PROBLEM DETAILS:
Each line that contains the word "name" counts once; give the total for the records below and nothing else.

INFORMATION SUPPLIED:
+++

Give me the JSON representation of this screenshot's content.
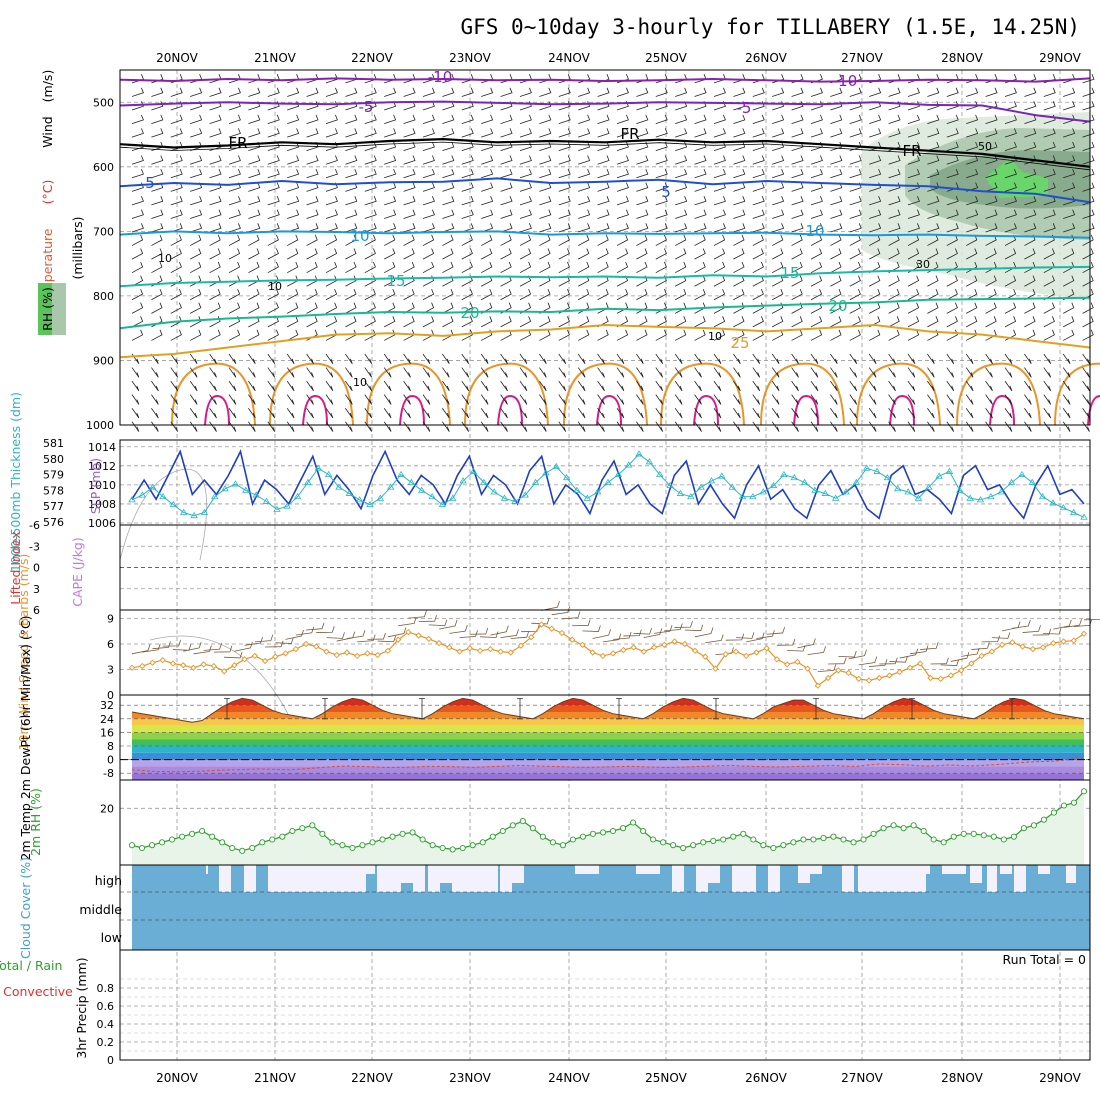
{
  "title": "GFS 0~10day 3-hourly for TILLABERY (1.5E, 14.25N)",
  "dates": [
    "20NOV",
    "21NOV",
    "22NOV",
    "23NOV",
    "24NOV",
    "25NOV",
    "26NOV",
    "27NOV",
    "28NOV",
    "29NOV"
  ],
  "colors": {
    "grid": "#9a9a9a",
    "slp": "#1f3fbf",
    "thick": "#29b6c6",
    "wind10": "#e8952a",
    "barb": "#7a5a3a",
    "rh2m": "#2e9e2e",
    "cloud": "#6aaed6",
    "freezing": "#000000"
  },
  "chart_data": [
    {
      "type": "contour",
      "title": "Upper-air cross section",
      "ylabel_words": [
        "Temperature",
        "(°C)",
        "Wind",
        "(m/s)"
      ],
      "ylabel_units": "(millibars)",
      "rh_label": "RH (%)",
      "yticks": [
        "500",
        "600",
        "700",
        "800",
        "900",
        "1000"
      ],
      "ylim": [
        450,
        1000
      ],
      "contour_labels": [
        "-10",
        "-5",
        "FR",
        "5",
        "10",
        "15",
        "20",
        "25",
        "-10",
        "-5",
        "FR",
        "5",
        "10",
        "15",
        "20",
        "10",
        "10",
        "10",
        "10",
        "30",
        "50"
      ],
      "isotherms": [
        {
          "label": "-10",
          "color": "#8a1fb0",
          "p": [
            465,
            467,
            464,
            466,
            463,
            465,
            464,
            466,
            465,
            467,
            466,
            464,
            466,
            468,
            467,
            465,
            466,
            468,
            463
          ]
        },
        {
          "label": "-5",
          "color": "#7a24b8",
          "p": [
            505,
            502,
            500,
            502,
            503,
            500,
            499,
            501,
            503,
            502,
            500,
            501,
            502,
            503,
            500,
            504,
            505,
            520,
            530
          ]
        },
        {
          "label": "FR",
          "color": "#000000",
          "p": [
            565,
            570,
            567,
            562,
            565,
            560,
            557,
            562,
            560,
            562,
            558,
            562,
            560,
            565,
            570,
            575,
            580,
            590,
            600
          ]
        },
        {
          "label": "5",
          "color": "#1f4fcf",
          "p": [
            630,
            625,
            628,
            622,
            627,
            624,
            623,
            618,
            625,
            623,
            620,
            627,
            622,
            625,
            628,
            630,
            638,
            642,
            655
          ]
        },
        {
          "label": "10",
          "color": "#1a9ad6",
          "p": [
            705,
            700,
            703,
            700,
            701,
            703,
            701,
            700,
            705,
            703,
            704,
            703,
            702,
            705,
            706,
            705,
            707,
            708,
            710
          ]
        },
        {
          "label": "15",
          "color": "#1ab8a8",
          "p": [
            785,
            780,
            778,
            776,
            775,
            773,
            772,
            770,
            771,
            770,
            772,
            768,
            770,
            765,
            762,
            760,
            758,
            756,
            755
          ]
        },
        {
          "label": "20",
          "color": "#1ab890",
          "p": [
            850,
            840,
            835,
            832,
            828,
            825,
            826,
            824,
            825,
            820,
            822,
            818,
            815,
            812,
            810,
            806,
            805,
            804,
            803
          ]
        },
        {
          "label": "25",
          "color": "#e0a020",
          "p": [
            895,
            890,
            880,
            870,
            860,
            858,
            862,
            855,
            852,
            845,
            848,
            850,
            855,
            850,
            845,
            855,
            860,
            870,
            880
          ]
        }
      ]
    },
    {
      "type": "line",
      "ylabel": "1000-500mb Thickness (dm)",
      "ylabel2": "SLP (mb)",
      "yticks_left": [
        "576",
        "577",
        "578",
        "579",
        "580",
        "581"
      ],
      "yticks_right": [
        "1006",
        "1008",
        "1010",
        "1012",
        "1014"
      ],
      "ylim_left": [
        576,
        581
      ],
      "ylim_right": [
        1006,
        1014.5
      ],
      "series": [
        {
          "name": "SLP",
          "axis": "right",
          "values": [
            1008.5,
            1010.5,
            1008.5,
            1011,
            1013.5,
            1009,
            1010.5,
            1009,
            1011,
            1013.5,
            1008,
            1010.5,
            1009.5,
            1008,
            1010.5,
            1013,
            1009,
            1011,
            1009.5,
            1007.5,
            1011,
            1013.5,
            1010.5,
            1009,
            1011,
            1010,
            1008,
            1011,
            1013,
            1009,
            1011,
            1010,
            1008,
            1011.5,
            1013,
            1008,
            1010,
            1009,
            1007,
            1010.5,
            1012.5,
            1009,
            1010,
            1008,
            1007,
            1011,
            1012.5,
            1008,
            1010,
            1008,
            1006.5,
            1010,
            1012,
            1008.5,
            1009.5,
            1007.5,
            1006.5,
            1010,
            1011.5,
            1009,
            1010,
            1007.5,
            1006.5,
            1011,
            1012,
            1009,
            1009.5,
            1008.5,
            1007,
            1011,
            1012,
            1009.5,
            1010,
            1008,
            1006.5,
            1010,
            1012,
            1009,
            1009.5,
            1008
          ]
        },
        {
          "name": "Thickness",
          "axis": "left",
          "values": [
            577.4,
            577.7,
            578.2,
            577.6,
            577.1,
            576.6,
            576.4,
            576.6,
            577.6,
            578.1,
            578.4,
            578.0,
            577.7,
            577.3,
            576.8,
            577.0,
            577.6,
            578.5,
            579.4,
            579.0,
            578.2,
            577.8,
            577.4,
            577.1,
            577.5,
            578.2,
            579.0,
            578.5,
            578.0,
            577.6,
            577.1,
            577.5,
            578.6,
            579.2,
            578.5,
            577.9,
            577.5,
            577.3,
            577.7,
            578.5,
            579.1,
            579.5,
            578.8,
            578.0,
            577.5,
            577.9,
            578.5,
            579.0,
            579.6,
            580.3,
            579.8,
            579.0,
            578.3,
            577.8,
            577.6,
            578.2,
            578.6,
            578.9,
            578.2,
            577.6,
            577.6,
            577.9,
            578.3,
            579.0,
            578.8,
            578.5,
            578.0,
            577.8,
            577.5,
            577.9,
            578.5,
            579.4,
            579.2,
            578.8,
            578.1,
            577.9,
            577.5,
            578.2,
            578.9,
            579.2,
            578.0,
            577.5,
            577.4,
            577.6,
            577.9,
            578.5,
            579.0,
            578.5,
            577.6,
            577.2,
            576.9,
            576.6,
            576.3
          ]
        }
      ]
    },
    {
      "type": "line",
      "ylabel": "Lifted Index",
      "ylabel2": "CAPE (J/kg)",
      "yticks": [
        "-6",
        "-3",
        "0",
        "3",
        "6"
      ],
      "ylim": [
        -6,
        6
      ],
      "series": []
    },
    {
      "type": "line",
      "ylabel": "10m Wind Speed & Barbs (m/s)",
      "yticks": [
        "9",
        "6",
        "3",
        "0"
      ],
      "ylim": [
        0,
        10
      ],
      "series": [
        {
          "name": "10m Wind Speed",
          "values": [
            3.2,
            3.4,
            3.8,
            4.1,
            3.7,
            3.5,
            3.2,
            3.6,
            3.4,
            2.8,
            3.5,
            4.2,
            4.6,
            4.0,
            4.5,
            4.9,
            5.4,
            6.0,
            5.7,
            5.1,
            4.7,
            5.0,
            4.6,
            4.9,
            4.7,
            5.2,
            6.5,
            7.4,
            7.0,
            6.6,
            6.1,
            5.6,
            5.1,
            5.5,
            5.2,
            5.4,
            5.1,
            5.0,
            5.8,
            6.8,
            8.3,
            7.8,
            7.3,
            6.5,
            5.9,
            5.0,
            4.6,
            4.9,
            5.3,
            5.6,
            5.1,
            5.6,
            5.9,
            6.3,
            6.0,
            5.2,
            4.5,
            3.1,
            4.8,
            5.1,
            4.6,
            5.0,
            5.5,
            4.2,
            3.6,
            3.9,
            3.1,
            1.1,
            2.0,
            2.9,
            2.6,
            1.9,
            1.7,
            2.0,
            2.3,
            2.7,
            3.2,
            3.7,
            2.0,
            1.9,
            2.3,
            2.9,
            3.7,
            4.6,
            5.1,
            5.9,
            6.2,
            5.7,
            5.4,
            5.6,
            6.1,
            6.3,
            6.4,
            7.2
          ]
        }
      ]
    },
    {
      "type": "area",
      "ylabel": "2m Temp 2m DewPt (6hr Min/Max) (°C)",
      "yticks": [
        "32",
        "24",
        "16",
        "8",
        "0",
        "-8"
      ],
      "ylim": [
        -12,
        38
      ],
      "series": [
        {
          "name": "2m Temp",
          "values": [
            28,
            27,
            26,
            25,
            24,
            23,
            22,
            23,
            27,
            31,
            34,
            36,
            35,
            32,
            29,
            27,
            26,
            25,
            24,
            27,
            31,
            34,
            36,
            35,
            32,
            29,
            27,
            26,
            25,
            24,
            27,
            31,
            34,
            36,
            35,
            32,
            29,
            27,
            26,
            25,
            24,
            27,
            31,
            34,
            36,
            35,
            32,
            29,
            27,
            26,
            25,
            24,
            27,
            31,
            34,
            36,
            35,
            32,
            29,
            27,
            26,
            25,
            24,
            27,
            31,
            33,
            35,
            35,
            32,
            29,
            27,
            26,
            25,
            24,
            27,
            31,
            34,
            36,
            35,
            32,
            29,
            27,
            26,
            25,
            24,
            27,
            31,
            34,
            36,
            35,
            32,
            29,
            27,
            26,
            25,
            24
          ]
        },
        {
          "name": "2m DewPt",
          "values": [
            -6,
            -6.5,
            -7,
            -7,
            -7.2,
            -7,
            -6.8,
            -6.5,
            -6.2,
            -6,
            -5.8,
            -5.5,
            -5.6,
            -5.8,
            -6,
            -5.5,
            -5,
            -4.5,
            -4,
            -3.8,
            -4,
            -4.2,
            -4.5,
            -4.6,
            -4.5,
            -4.3,
            -4,
            -4,
            -4.1,
            -4.3,
            -4.5,
            -4.3,
            -4,
            -3.8,
            -3.5,
            -3.6,
            -3.8,
            -4,
            -4.2,
            -4.4,
            -4.5,
            -4.4,
            -4.3,
            -4.1,
            -4,
            -4.2,
            -4.4,
            -4.6,
            -4.5,
            -4.3,
            -4,
            -3.8,
            -3.6,
            -3.5,
            -3.8,
            -4,
            -4.2,
            -4.3,
            -4.2,
            -4,
            -3.8,
            -3.6,
            -3.5,
            -3.8,
            -4,
            -3.2,
            -2.5,
            -2.8,
            -3,
            -3.5,
            -3.8,
            -3.6,
            -3.2,
            -3.4,
            -3.7,
            -3.5,
            -3,
            -2.6,
            -2,
            -1.5,
            -1.2,
            -1,
            -0.5,
            0.5,
            1
          ]
        }
      ]
    },
    {
      "type": "area",
      "ylabel": "2m RH (%)",
      "yticks": [
        "20"
      ],
      "ylim": [
        0,
        30
      ],
      "series": [
        {
          "name": "2m RH",
          "values": [
            7,
            6,
            7,
            8,
            9,
            10,
            11,
            12,
            10,
            8,
            6,
            5,
            6,
            8,
            9,
            10,
            12,
            13,
            14,
            11,
            8,
            7,
            6,
            7,
            8,
            9,
            10,
            11,
            11.5,
            9,
            7,
            6,
            5.5,
            6,
            7,
            8,
            10,
            12,
            14,
            15.5,
            13,
            10,
            8,
            7,
            9,
            10,
            11,
            11.5,
            12,
            13,
            15,
            12,
            9,
            8,
            7,
            6,
            7,
            8,
            8.5,
            9,
            10,
            11,
            9,
            7,
            6,
            7,
            8,
            9,
            9,
            9.5,
            10,
            9,
            8,
            9,
            11,
            13,
            14,
            13,
            14,
            12,
            9,
            8,
            10,
            11,
            11,
            10.5,
            10,
            9,
            10,
            13,
            14,
            16,
            18.5,
            21,
            22,
            26
          ]
        }
      ]
    },
    {
      "type": "heatmap",
      "ylabel": "Cloud Cover (%)",
      "rows": [
        "high",
        "middle",
        "low"
      ]
    },
    {
      "type": "bar",
      "ylabel_a": "Total / Rain",
      "ylabel_b": "Convective",
      "ylabel": "3hr Precip (mm)",
      "yticks": [
        "0.8",
        "0.6",
        "0.4",
        "0.2",
        "0"
      ],
      "ylim": [
        0,
        1
      ],
      "run_total": "Run Total = 0",
      "values": []
    }
  ]
}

+++

ANSWER TO THIS TASK:
6